Southern California champion
- Conference: Independent
- Record: 6–0
- Head coach: None;
- Captain: Salem W. Goodale

= 1895 Occidental football team =

American college football season

The 1895 Occidental football team represented Occidental College as an independent during the 1895 college football season. The team compiled a 6–0, including a victory over USC, and outscored opponents by a total of 106 to 6. At the end of the season, the Los Angeles Athletic Club declared Occidental to be the Southern California football champion.

Salem Wales Goodale played at the right halfback position and was the team's captain. Goodale was an Amherst College alumnus. An Occidental professor, Goodale was placed in charge of athletics at Occidental and became known as "the Walter Camp of the West."

Other key players included "Little Lewis" Murray at left end, Pedro Recio at left tackle, Will Salisbury at left guard, V. Place at center, A. L. Randall at right guard, J. Ramsaur at right tackle, Winthrop Blackstone at right end (also team manager), Bradshaw at quarterback, Will Edwards at left halfback, and Will Ramsaur at fullback.

### Your task
From the passage on the 1895 Occidental football team, reproduce word for word the part that opens with the words containing "American college football" and closes with "California football champion.".

Records contained in a dataset

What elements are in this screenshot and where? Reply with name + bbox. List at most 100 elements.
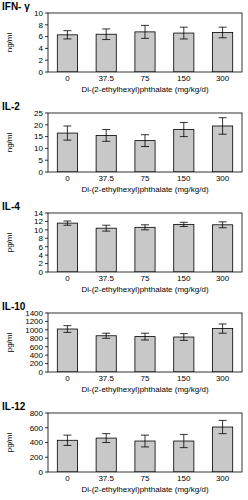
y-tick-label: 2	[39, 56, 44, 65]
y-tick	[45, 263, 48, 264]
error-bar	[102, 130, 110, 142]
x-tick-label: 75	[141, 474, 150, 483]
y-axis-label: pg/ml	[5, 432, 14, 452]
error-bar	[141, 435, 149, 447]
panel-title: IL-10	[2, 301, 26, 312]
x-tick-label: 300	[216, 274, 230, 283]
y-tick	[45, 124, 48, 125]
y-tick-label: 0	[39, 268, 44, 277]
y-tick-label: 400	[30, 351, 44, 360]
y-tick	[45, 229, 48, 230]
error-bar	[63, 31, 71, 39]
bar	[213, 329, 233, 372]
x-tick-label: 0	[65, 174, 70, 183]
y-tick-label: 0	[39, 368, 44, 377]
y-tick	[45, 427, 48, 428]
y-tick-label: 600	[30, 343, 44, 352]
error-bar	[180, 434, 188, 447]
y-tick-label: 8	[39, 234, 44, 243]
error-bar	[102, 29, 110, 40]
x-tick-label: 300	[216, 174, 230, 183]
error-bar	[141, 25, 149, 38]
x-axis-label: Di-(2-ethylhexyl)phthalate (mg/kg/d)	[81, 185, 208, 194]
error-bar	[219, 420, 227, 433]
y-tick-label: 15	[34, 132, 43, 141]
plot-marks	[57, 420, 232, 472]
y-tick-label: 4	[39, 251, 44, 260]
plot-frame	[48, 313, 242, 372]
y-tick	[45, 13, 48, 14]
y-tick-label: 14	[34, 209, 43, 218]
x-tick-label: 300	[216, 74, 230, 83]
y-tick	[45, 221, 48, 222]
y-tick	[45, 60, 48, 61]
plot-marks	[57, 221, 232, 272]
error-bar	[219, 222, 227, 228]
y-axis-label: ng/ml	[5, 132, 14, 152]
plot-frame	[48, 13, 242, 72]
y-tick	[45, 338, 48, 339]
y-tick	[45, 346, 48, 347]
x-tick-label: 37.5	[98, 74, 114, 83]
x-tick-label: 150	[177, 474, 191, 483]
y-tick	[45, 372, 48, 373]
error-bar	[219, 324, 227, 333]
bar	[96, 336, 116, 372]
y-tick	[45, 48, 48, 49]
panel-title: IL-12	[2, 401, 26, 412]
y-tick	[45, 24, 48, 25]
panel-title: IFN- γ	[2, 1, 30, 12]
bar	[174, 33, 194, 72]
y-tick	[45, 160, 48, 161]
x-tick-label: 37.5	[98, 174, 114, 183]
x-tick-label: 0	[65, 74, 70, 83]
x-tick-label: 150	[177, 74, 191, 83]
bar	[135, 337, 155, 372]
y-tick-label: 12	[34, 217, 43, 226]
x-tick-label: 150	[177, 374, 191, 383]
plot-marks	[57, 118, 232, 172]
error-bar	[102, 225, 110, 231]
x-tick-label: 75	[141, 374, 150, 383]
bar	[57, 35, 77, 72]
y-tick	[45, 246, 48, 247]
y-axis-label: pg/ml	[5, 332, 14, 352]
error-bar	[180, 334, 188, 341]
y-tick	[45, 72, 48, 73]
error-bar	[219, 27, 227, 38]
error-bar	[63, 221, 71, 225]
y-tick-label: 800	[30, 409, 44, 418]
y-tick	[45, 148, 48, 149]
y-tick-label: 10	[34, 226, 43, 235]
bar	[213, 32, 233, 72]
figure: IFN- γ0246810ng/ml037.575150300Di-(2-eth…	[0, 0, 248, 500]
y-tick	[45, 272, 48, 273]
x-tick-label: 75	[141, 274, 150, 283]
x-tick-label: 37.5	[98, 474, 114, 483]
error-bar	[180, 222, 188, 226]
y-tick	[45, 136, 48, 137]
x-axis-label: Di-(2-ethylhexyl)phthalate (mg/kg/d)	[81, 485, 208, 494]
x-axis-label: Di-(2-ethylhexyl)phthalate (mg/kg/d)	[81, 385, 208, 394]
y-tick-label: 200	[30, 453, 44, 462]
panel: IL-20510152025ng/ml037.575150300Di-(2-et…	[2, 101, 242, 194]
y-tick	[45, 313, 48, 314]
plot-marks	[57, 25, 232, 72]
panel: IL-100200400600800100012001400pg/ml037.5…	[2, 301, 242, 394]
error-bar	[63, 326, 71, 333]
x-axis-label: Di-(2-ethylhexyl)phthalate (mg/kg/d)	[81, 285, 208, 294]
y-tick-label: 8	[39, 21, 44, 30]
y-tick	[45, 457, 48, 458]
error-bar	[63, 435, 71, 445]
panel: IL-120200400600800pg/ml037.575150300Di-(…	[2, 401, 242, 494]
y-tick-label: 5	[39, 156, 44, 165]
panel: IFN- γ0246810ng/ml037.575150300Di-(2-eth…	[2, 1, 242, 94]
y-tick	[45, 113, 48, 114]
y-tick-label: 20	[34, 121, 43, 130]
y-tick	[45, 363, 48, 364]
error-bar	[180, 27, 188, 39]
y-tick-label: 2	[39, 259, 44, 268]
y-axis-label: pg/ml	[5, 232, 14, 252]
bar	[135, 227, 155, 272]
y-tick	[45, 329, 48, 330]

### Response
American college football season

The 1895 Occidental football team represented Occidental College as an independent during the 1895 college football season. The team compiled a 6–0, including a victory over USC, and outscored opponents by a total of 106 to 6. At the end of the season, the Los Angeles Athletic Club declared Occidental to be the Southern California football champion.